* Records supplied
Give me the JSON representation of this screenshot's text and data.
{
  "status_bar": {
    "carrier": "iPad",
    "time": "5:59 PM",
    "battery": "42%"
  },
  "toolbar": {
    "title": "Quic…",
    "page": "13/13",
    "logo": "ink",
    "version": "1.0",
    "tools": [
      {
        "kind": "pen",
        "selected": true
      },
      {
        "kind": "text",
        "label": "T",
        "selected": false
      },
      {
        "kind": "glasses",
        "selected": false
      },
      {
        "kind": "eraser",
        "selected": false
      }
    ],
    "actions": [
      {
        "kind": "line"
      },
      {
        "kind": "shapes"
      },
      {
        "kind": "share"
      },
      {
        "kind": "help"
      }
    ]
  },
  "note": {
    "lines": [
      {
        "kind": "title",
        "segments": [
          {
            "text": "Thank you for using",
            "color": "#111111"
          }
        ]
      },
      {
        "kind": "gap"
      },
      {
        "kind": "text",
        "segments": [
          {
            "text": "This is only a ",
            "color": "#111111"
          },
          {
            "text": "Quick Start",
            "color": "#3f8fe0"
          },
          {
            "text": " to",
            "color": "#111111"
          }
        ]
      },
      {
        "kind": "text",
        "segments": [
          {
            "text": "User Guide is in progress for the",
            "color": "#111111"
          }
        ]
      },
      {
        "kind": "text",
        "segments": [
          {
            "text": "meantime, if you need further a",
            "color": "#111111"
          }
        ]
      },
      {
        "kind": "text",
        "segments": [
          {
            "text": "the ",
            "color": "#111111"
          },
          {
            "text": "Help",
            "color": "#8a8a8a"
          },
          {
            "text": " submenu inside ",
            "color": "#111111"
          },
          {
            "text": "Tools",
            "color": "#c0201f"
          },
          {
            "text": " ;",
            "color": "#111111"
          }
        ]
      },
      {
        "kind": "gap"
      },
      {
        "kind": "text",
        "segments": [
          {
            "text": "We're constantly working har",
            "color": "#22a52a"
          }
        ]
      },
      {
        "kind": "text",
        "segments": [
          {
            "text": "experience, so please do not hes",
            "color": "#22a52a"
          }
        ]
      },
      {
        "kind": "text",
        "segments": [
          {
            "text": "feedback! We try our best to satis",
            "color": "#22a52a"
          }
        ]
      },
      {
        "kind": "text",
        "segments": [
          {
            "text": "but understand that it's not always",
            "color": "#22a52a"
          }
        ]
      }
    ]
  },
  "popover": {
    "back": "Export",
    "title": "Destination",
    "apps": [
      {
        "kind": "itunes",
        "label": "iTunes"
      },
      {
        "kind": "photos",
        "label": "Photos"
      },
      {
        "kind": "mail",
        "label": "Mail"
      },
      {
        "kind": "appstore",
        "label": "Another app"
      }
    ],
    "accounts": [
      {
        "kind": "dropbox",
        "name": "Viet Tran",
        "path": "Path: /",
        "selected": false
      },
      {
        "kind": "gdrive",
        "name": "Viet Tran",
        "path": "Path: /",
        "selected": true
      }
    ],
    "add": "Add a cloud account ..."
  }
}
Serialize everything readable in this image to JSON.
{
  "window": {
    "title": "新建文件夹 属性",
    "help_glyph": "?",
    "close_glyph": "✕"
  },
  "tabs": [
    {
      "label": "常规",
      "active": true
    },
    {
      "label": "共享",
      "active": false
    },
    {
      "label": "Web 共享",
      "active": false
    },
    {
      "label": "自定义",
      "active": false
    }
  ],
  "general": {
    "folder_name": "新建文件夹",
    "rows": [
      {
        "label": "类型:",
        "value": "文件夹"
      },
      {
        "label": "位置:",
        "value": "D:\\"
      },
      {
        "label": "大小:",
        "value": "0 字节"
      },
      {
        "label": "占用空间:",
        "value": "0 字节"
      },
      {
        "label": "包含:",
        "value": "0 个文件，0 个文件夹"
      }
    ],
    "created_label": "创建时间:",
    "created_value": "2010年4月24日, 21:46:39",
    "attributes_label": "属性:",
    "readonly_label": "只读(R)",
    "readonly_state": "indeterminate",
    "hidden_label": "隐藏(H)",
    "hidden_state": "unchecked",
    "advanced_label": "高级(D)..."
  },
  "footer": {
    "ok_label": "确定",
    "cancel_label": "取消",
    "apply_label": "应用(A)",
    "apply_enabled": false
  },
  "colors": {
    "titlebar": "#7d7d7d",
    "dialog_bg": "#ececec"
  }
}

* Task directions
Extract every entry above as it appears.

* Reply to the task
Give me the JSON representation of this screenshot's text and data.
{
  "status_bar": {
    "carrier": "iPad",
    "time": "5:59 PM",
    "battery": "42%"
  },
  "toolbar": {
    "title": "Quic…",
    "page": "13/13",
    "logo": "ink",
    "version": "1.0",
    "tools": [
      {
        "kind": "pen",
        "selected": true
      },
      {
        "kind": "text",
        "label": "T",
        "selected": false
      },
      {
        "kind": "glasses",
        "selected": false
      },
      {
        "kind": "eraser",
        "selected": false
      }
    ],
    "actions": [
      {
        "kind": "line"
      },
      {
        "kind": "shapes"
      },
      {
        "kind": "share"
      },
      {
        "kind": "help"
      }
    ]
  },
  "note": {
    "lines": [
      {
        "kind": "title",
        "segments": [
          {
            "text": "Thank you for using",
            "color": "#111111"
          }
        ]
      },
      {
        "kind": "gap"
      },
      {
        "kind": "text",
        "segments": [
          {
            "text": "This is only a ",
            "color": "#111111"
          },
          {
            "text": "Quick Start",
            "color": "#3f8fe0"
          },
          {
            "text": " to",
            "color": "#111111"
          }
        ]
      },
      {
        "kind": "text",
        "segments": [
          {
            "text": "User Guide is in progress for the",
            "color": "#111111"
          }
        ]
      },
      {
        "kind": "text",
        "segments": [
          {
            "text": "meantime, if you need further a",
            "color": "#111111"
          }
        ]
      },
      {
        "kind": "text",
        "segments": [
          {
            "text": "the ",
            "color": "#111111"
          },
          {
            "text": "Help",
            "color": "#8a8a8a"
          },
          {
            "text": " submenu inside ",
            "color": "#111111"
          },
          {
            "text": "Tools",
            "color": "#c0201f"
          },
          {
            "text": " ;",
            "color": "#111111"
          }
        ]
      },
      {
        "kind": "gap"
      },
      {
        "kind": "text",
        "segments": [
          {
            "text": "We're constantly working har",
            "color": "#22a52a"
          }
        ]
      },
      {
        "kind": "text",
        "segments": [
          {
            "text": "experience, so please do not hes",
            "color": "#22a52a"
          }
        ]
      },
      {
        "kind": "text",
        "segments": [
          {
            "text": "feedback! We try our best to satis",
            "color": "#22a52a"
          }
        ]
      },
      {
        "kind": "text",
        "segments": [
          {
            "text": "but understand that it's not always",
            "color": "#22a52a"
          }
        ]
      }
    ]
  },
  "popover": {
    "back": "Export",
    "title": "Destination",
    "apps": [
      {
        "kind": "itunes",
        "label": "iTunes"
      },
      {
        "kind": "photos",
        "label": "Photos"
      },
      {
        "kind": "mail",
        "label": "Mail"
      },
      {
        "kind": "appstore",
        "label": "Another app"
      }
    ],
    "accounts": [
      {
        "kind": "dropbox",
        "name": "Viet Tran",
        "path": "Path: /",
        "selected": false
      },
      {
        "kind": "gdrive",
        "name": "Viet Tran",
        "path": "Path: /",
        "selected": true
      }
    ],
    "add": "Add a cloud account ..."
  }
}
Serialize everything readable in this image to JSON.
{
  "window": {
    "title": "新建文件夹 属性",
    "help_glyph": "?",
    "close_glyph": "✕"
  },
  "tabs": [
    {
      "label": "常规",
      "active": true
    },
    {
      "label": "共享",
      "active": false
    },
    {
      "label": "Web 共享",
      "active": false
    },
    {
      "label": "自定义",
      "active": false
    }
  ],
  "general": {
    "folder_name": "新建文件夹",
    "rows": [
      {
        "label": "类型:",
        "value": "文件夹"
      },
      {
        "label": "位置:",
        "value": "D:\\"
      },
      {
        "label": "大小:",
        "value": "0 字节"
      },
      {
        "label": "占用空间:",
        "value": "0 字节"
      },
      {
        "label": "包含:",
        "value": "0 个文件，0 个文件夹"
      }
    ],
    "created_label": "创建时间:",
    "created_value": "2010年4月24日, 21:46:39",
    "attributes_label": "属性:",
    "readonly_label": "只读(R)",
    "readonly_state": "indeterminate",
    "hidden_label": "隐藏(H)",
    "hidden_state": "unchecked",
    "advanced_label": "高级(D)..."
  },
  "footer": {
    "ok_label": "确定",
    "cancel_label": "取消",
    "apply_label": "应用(A)",
    "apply_enabled": false
  },
  "colors": {
    "titlebar": "#7d7d7d",
    "dialog_bg": "#ececec"
  }
}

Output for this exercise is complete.